▶ **TEXT EXCERPT**:
★ ★ ★ ★ ★

Monkeyfishing
The teaser copy atop the December issue of Harper's is simple -- "Stanley Fish on Intelligent Design." What fan of Stanley Fish or the Intelligent Design debate wouldn't want to read that creative pairing of author and subject? Fish begins with an unpredictable angle by accusing I.D. proponents of misappropriating the academic style of Gerald Graff, a professor of English at the University of Illinois, Chicago:
What the Christian Right took from him (without acknowledgment) was the idea that college instructors should "teach the conflicts" around academic issues so that students will learn that knowledge is neither inertly given nor merely a matter of personal opinion but is established in the crucible of controversy.
Then he shifts into overstating what I.D. proponents seek:
What is ironic is that although Graff made his case for teaching the controversies in a book entitled Beyond the Culture Wars, the culture wars have now appropriated his thesis and made it into a weapon. In the Intelligent Design army, from Bush on down to every foot soldier, "teach the controversy" is the battle cry.
It is an effective one, for it takes the focus away from the scientific credibility of Intelligent Design -- away from the question, "Why should it be taught in a biology class?" -- and puts it instead on the more abstract issues of freedom and open inquiry. Rather than saying we're right, the other guys are wrong, and here are the scientific reasons why, Intelligent Design polemicists say that every idea should at least get a hearing; that unpopular or minority views should always be represented; that questions of right and wrong should be left open; that what currently counts as knowledge should always be suspect, because it will typically reflect the interests and preferences of those in power.

★ ★ ★ ★ ★

[Data excerpts]

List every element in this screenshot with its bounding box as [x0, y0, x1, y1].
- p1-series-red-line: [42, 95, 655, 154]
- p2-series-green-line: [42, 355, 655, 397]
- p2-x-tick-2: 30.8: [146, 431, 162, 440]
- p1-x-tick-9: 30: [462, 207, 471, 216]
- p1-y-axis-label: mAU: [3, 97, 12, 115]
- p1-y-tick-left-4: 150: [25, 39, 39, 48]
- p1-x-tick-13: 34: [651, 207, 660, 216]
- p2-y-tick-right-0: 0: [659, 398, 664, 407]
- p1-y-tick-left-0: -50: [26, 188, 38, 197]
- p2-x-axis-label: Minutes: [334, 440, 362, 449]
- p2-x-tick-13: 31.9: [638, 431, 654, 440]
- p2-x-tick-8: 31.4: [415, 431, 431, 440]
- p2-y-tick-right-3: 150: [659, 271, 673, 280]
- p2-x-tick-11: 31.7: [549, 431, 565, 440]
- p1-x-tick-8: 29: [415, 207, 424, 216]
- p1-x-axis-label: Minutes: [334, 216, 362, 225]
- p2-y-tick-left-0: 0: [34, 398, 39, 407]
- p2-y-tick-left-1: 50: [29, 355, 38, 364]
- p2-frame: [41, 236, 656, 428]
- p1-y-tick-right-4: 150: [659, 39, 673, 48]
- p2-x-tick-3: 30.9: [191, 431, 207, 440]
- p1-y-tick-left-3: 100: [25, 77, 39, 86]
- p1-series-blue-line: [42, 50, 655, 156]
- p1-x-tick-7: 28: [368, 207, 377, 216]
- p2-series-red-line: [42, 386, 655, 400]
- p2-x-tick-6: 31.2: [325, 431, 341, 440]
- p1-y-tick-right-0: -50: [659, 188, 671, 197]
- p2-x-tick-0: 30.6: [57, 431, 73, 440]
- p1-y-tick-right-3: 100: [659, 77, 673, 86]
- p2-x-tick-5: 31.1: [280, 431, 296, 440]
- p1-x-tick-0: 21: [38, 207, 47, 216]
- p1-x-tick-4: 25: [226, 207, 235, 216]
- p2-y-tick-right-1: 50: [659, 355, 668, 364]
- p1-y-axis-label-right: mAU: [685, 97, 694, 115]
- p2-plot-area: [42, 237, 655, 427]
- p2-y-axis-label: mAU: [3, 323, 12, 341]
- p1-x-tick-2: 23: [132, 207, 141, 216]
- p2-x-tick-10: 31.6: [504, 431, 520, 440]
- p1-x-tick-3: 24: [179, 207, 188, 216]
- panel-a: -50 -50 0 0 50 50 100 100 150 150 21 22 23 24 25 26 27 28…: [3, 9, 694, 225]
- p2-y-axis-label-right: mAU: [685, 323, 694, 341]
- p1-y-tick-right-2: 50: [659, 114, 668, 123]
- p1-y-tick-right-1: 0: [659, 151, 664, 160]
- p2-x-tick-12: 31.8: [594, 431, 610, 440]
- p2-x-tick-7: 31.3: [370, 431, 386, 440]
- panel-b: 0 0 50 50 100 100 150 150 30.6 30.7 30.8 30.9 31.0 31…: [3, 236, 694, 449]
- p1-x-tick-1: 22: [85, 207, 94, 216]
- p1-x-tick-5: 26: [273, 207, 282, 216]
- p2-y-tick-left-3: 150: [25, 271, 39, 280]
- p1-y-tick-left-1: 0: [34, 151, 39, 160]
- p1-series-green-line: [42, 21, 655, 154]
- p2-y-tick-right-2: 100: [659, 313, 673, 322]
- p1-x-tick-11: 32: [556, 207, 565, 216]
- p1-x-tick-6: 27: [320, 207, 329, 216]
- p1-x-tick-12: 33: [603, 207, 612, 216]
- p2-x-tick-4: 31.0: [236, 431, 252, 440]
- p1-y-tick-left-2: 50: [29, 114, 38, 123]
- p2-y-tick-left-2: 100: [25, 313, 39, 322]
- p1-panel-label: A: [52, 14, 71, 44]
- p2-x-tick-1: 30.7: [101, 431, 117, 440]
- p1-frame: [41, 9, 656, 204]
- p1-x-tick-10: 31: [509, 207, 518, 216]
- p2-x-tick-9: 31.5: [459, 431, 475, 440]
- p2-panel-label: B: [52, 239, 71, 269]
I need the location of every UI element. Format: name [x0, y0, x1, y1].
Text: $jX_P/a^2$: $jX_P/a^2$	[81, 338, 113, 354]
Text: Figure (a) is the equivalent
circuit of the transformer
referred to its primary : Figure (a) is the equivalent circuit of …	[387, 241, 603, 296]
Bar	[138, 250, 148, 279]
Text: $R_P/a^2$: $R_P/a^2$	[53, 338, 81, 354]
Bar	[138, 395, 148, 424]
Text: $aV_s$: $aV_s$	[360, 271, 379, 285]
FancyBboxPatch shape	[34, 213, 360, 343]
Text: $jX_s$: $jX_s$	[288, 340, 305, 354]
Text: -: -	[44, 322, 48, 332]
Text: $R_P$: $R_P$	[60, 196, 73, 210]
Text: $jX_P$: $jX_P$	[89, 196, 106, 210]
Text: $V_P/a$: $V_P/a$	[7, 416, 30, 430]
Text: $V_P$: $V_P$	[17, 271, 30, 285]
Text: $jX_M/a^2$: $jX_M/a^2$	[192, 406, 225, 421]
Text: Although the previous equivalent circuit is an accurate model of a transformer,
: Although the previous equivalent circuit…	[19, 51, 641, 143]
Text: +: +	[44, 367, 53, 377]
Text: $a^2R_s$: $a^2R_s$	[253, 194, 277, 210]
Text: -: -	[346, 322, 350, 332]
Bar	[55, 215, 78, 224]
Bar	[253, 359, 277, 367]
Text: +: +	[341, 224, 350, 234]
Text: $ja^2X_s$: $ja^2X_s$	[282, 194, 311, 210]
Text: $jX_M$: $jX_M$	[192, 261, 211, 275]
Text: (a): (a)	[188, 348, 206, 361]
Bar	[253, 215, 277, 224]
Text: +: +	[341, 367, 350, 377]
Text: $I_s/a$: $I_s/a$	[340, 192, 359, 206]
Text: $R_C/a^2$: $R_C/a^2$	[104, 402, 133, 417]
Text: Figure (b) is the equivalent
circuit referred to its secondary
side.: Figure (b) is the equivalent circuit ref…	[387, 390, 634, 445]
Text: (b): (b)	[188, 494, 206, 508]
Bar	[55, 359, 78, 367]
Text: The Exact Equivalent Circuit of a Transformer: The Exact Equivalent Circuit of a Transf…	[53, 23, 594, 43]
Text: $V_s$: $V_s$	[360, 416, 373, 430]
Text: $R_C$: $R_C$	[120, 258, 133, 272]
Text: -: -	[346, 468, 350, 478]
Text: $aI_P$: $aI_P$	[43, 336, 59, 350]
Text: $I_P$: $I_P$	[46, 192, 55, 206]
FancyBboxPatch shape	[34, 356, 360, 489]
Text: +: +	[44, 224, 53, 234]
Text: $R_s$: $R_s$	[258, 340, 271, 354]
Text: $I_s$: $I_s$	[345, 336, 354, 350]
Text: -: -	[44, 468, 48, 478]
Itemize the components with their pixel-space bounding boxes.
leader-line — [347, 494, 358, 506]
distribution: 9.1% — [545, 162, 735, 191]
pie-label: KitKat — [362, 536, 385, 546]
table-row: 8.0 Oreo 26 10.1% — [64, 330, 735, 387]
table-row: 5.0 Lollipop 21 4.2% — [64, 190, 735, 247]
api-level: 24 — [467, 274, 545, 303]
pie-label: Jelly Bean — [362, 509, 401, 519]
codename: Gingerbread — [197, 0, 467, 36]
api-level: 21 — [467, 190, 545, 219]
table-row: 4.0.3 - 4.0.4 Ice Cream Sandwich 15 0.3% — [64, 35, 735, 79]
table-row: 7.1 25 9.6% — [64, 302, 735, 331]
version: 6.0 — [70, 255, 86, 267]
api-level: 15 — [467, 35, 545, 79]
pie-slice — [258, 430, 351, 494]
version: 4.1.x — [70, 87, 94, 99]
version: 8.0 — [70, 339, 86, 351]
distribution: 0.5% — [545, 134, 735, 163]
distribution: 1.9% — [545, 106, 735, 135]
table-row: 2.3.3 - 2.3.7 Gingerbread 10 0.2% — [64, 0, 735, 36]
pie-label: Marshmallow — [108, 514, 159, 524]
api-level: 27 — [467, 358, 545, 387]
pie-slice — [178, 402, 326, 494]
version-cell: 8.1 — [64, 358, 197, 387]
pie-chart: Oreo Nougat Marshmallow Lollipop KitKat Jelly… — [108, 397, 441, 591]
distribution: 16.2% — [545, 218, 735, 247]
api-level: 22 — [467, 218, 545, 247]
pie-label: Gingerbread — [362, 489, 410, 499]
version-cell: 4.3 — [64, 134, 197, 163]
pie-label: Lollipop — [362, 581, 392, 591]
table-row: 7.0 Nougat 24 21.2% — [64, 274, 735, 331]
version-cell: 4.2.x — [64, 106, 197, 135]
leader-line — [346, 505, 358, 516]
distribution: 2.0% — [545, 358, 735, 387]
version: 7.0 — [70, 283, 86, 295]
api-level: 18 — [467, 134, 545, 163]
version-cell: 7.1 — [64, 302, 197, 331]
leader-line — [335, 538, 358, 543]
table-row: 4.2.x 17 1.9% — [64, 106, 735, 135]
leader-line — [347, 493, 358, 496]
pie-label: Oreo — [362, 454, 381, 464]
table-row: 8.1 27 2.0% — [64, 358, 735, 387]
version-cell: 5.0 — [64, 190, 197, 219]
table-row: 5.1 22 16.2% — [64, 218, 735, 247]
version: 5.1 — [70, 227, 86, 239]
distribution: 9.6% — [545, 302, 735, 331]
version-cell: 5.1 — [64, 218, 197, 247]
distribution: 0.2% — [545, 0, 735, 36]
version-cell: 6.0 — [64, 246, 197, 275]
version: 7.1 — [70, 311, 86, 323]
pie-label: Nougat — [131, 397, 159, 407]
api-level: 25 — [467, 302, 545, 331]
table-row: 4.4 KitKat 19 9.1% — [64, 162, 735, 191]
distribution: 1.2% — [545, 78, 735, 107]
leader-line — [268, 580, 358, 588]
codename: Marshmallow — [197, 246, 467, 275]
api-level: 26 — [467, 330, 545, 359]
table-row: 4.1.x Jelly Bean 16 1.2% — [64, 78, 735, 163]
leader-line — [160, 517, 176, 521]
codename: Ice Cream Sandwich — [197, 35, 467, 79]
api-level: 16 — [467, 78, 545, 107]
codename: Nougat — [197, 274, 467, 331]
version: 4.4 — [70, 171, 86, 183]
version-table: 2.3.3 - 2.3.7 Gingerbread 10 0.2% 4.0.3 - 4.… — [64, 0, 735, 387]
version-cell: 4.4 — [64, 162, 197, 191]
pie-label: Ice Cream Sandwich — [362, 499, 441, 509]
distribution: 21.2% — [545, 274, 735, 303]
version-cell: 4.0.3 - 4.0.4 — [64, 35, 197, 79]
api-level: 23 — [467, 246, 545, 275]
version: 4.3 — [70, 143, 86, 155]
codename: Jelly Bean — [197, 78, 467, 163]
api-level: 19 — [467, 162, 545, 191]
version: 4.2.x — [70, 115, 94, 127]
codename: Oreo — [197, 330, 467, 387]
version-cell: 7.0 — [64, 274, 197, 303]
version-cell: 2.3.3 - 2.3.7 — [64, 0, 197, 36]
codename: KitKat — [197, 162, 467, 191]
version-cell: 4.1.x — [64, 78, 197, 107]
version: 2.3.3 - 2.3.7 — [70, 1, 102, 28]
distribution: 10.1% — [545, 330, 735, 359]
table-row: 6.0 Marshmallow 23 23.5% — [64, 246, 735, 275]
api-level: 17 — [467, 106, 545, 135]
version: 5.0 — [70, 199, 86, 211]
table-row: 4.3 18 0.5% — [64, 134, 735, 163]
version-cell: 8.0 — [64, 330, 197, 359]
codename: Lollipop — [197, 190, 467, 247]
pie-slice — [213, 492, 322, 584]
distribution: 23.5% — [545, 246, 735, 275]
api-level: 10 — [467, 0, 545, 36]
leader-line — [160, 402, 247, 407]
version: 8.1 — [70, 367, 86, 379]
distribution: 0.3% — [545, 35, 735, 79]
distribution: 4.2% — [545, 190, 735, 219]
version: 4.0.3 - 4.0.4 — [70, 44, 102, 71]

★ ★ ★ ★ ★

▶ **REQUIRED ACTIONS**:
1 – According to the text on Stanley Fish and Intelligent Design, what position does Gerald Graff hold?
2 – Write a continuation of the text on Stanley Fish's Harper's essay about Intelligent Design, beginning after its final sentence.

▶ **ANSWERS IN ORDER**:
1 – He is a professor of English at the University of Illinois, Chicago.

2 –
By the end of his brief essay, Fish argues that I.D. proponents are guilty of -- oh, he knows how to hit where it hurts -- relativism:
In the guise of upping the stakes, Intelligent Designers lower them, moving immediately to a perspective so broad and inclusive that all claims are valued not because they have proven out in the contest of ideas but simply because they are claims. When any claim has a right to be heard and taught just because it is one, judgment falls by the wayside and is replaced by the imperative to let a hundred (or a million) flowers bloom.
There's a word for this, and it's relativism. Polemicists on the right regularly lambaste intellectuals on the left for promoting relativism and its attendant bad practices -- relaxing or abandoning standards, opening the curriculum to any idea with a constituency attached to it, dismissing received wisdom by impugning the motives of those who have established it; disregarding inconvenient evidence and replacing it with grand theories supported by nothing but the partisan beliefs and desires of the theorizers. Whether or not this has ever been true of the right's targets, it is now demonstrably true of the right itself, whose members now recite the mantras of "teach the controversy" or "keep the debate open" whenever they find it convenient.
I've been unable to find any response to Fish's essay on the Discovery Institute's website, or on Evolution News and Views, its blog that critiques media coverage of evolution debates.
Considering that Fish directly takes on Philip Johnson, and knowing how Johnson loves a good argument, the response should be worth the wait.